**Materials provided:**

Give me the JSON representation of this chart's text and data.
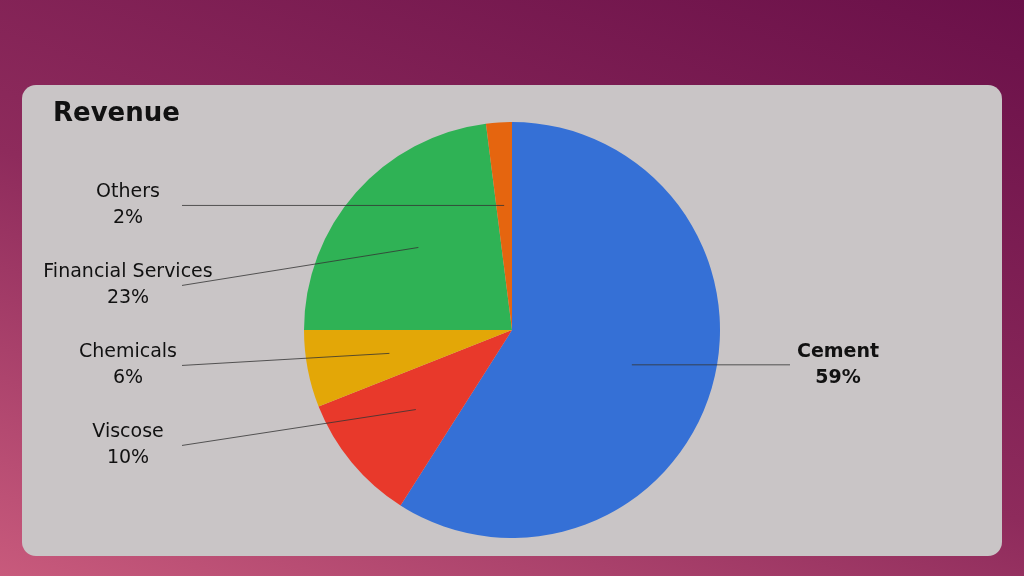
{
  "chart_data": {
    "type": "pie",
    "title": "Revenue",
    "categories": [
      "Cement",
      "Viscose",
      "Chemicals",
      "Financial Services",
      "Others"
    ],
    "values": [
      59,
      10,
      6,
      23,
      2
    ],
    "value_labels": [
      "59%",
      "10%",
      "6%",
      "23%",
      "2%"
    ],
    "colors": [
      "#3570d6",
      "#e8392b",
      "#e3a707",
      "#2fb255",
      "#e5650f"
    ],
    "legend": false
  }
}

**Written request:** Copy all the entries word for word. Omit any pictures.

**Final result:**
Give me the JSON representation of this chart's text and data.
{
  "chart_data": {
    "type": "pie",
    "title": "Revenue",
    "categories": [
      "Cement",
      "Viscose",
      "Chemicals",
      "Financial Services",
      "Others"
    ],
    "values": [
      59,
      10,
      6,
      23,
      2
    ],
    "value_labels": [
      "59%",
      "10%",
      "6%",
      "23%",
      "2%"
    ],
    "colors": [
      "#3570d6",
      "#e8392b",
      "#e3a707",
      "#2fb255",
      "#e5650f"
    ],
    "legend": false
  }
}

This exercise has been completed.